THE PROBLEM: Scan the entries below and extract each line with the word "FATAL" in it.

(Items listed in a dataset)

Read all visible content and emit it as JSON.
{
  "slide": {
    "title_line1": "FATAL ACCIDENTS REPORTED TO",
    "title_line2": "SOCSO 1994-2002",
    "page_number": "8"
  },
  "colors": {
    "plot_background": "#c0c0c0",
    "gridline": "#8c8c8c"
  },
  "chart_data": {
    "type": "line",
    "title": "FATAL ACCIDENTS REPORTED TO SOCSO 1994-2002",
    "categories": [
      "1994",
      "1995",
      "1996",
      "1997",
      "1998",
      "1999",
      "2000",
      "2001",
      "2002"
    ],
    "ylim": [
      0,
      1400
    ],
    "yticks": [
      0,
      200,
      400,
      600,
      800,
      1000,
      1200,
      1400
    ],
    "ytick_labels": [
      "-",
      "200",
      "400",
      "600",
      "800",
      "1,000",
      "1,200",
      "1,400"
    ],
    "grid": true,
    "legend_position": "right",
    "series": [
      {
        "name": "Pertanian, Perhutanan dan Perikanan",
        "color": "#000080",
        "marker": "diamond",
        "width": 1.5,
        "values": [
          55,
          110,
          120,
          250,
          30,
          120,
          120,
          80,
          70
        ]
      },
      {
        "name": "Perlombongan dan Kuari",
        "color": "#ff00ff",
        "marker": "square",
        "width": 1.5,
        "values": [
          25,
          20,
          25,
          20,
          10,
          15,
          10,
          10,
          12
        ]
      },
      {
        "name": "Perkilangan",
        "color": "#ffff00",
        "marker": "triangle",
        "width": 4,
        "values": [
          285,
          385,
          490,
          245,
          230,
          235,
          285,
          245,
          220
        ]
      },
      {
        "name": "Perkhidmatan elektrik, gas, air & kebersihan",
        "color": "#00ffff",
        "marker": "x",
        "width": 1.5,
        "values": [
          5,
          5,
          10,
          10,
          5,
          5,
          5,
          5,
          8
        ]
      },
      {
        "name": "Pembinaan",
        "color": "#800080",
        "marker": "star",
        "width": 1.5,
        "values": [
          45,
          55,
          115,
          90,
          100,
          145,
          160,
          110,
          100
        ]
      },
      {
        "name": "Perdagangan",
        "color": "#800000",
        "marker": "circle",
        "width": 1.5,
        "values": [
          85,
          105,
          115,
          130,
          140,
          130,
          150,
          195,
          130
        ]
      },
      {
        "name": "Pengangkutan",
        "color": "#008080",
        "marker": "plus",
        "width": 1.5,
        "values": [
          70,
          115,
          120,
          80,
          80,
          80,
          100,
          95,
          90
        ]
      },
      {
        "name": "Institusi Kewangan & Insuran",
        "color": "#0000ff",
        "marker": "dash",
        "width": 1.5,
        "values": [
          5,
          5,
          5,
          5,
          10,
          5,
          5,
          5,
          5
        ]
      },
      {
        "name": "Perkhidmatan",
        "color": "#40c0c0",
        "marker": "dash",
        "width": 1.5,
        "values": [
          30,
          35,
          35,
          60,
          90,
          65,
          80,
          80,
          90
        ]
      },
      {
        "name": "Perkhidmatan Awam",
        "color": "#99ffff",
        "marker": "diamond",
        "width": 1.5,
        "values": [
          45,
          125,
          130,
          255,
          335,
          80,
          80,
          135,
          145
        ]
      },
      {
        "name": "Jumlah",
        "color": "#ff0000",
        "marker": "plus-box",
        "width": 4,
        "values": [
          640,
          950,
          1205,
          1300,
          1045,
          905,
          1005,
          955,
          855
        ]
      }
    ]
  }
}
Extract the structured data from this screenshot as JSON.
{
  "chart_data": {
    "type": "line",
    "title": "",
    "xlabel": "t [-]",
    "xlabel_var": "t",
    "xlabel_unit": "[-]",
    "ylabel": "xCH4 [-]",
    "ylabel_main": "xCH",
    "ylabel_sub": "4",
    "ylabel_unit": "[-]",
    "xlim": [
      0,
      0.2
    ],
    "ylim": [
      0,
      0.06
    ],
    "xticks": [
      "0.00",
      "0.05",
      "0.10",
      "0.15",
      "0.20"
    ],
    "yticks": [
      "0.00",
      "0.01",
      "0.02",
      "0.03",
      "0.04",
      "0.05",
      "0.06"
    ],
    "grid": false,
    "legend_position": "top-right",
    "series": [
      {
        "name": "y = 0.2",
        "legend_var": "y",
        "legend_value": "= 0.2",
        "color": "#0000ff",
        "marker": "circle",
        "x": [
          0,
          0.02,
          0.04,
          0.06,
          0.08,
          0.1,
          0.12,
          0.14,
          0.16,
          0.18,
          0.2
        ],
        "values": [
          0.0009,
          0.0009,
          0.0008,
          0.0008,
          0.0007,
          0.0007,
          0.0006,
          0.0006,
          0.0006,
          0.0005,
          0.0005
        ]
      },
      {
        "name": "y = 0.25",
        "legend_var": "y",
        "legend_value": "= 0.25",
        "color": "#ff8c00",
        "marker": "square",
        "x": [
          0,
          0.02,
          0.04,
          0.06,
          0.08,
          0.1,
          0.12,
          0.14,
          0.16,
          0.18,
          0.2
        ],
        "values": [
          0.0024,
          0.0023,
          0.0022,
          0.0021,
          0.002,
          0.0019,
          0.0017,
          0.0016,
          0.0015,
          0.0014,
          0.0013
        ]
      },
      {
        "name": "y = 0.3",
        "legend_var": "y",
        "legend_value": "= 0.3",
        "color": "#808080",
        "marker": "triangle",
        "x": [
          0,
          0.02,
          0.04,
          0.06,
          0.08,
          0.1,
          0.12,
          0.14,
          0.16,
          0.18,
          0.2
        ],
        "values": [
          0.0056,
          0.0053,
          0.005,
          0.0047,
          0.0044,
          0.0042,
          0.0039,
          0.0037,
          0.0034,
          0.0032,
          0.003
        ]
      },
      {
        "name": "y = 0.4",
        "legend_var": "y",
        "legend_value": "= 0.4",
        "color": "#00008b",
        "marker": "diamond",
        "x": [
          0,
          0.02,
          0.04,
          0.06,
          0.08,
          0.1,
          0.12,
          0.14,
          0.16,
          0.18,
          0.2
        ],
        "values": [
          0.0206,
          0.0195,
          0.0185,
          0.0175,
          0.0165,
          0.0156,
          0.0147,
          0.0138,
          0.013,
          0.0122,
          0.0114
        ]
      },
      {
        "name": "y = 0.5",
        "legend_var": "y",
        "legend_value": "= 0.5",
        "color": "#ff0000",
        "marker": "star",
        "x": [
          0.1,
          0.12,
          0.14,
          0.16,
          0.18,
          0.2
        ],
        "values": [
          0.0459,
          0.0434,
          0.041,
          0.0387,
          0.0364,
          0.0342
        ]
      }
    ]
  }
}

FULL ANSWER:
    "title_line1": "FATAL ACCIDENTS REPORTED TO",
    "title": "FATAL ACCIDENTS REPORTED TO SOCSO 1994-2002",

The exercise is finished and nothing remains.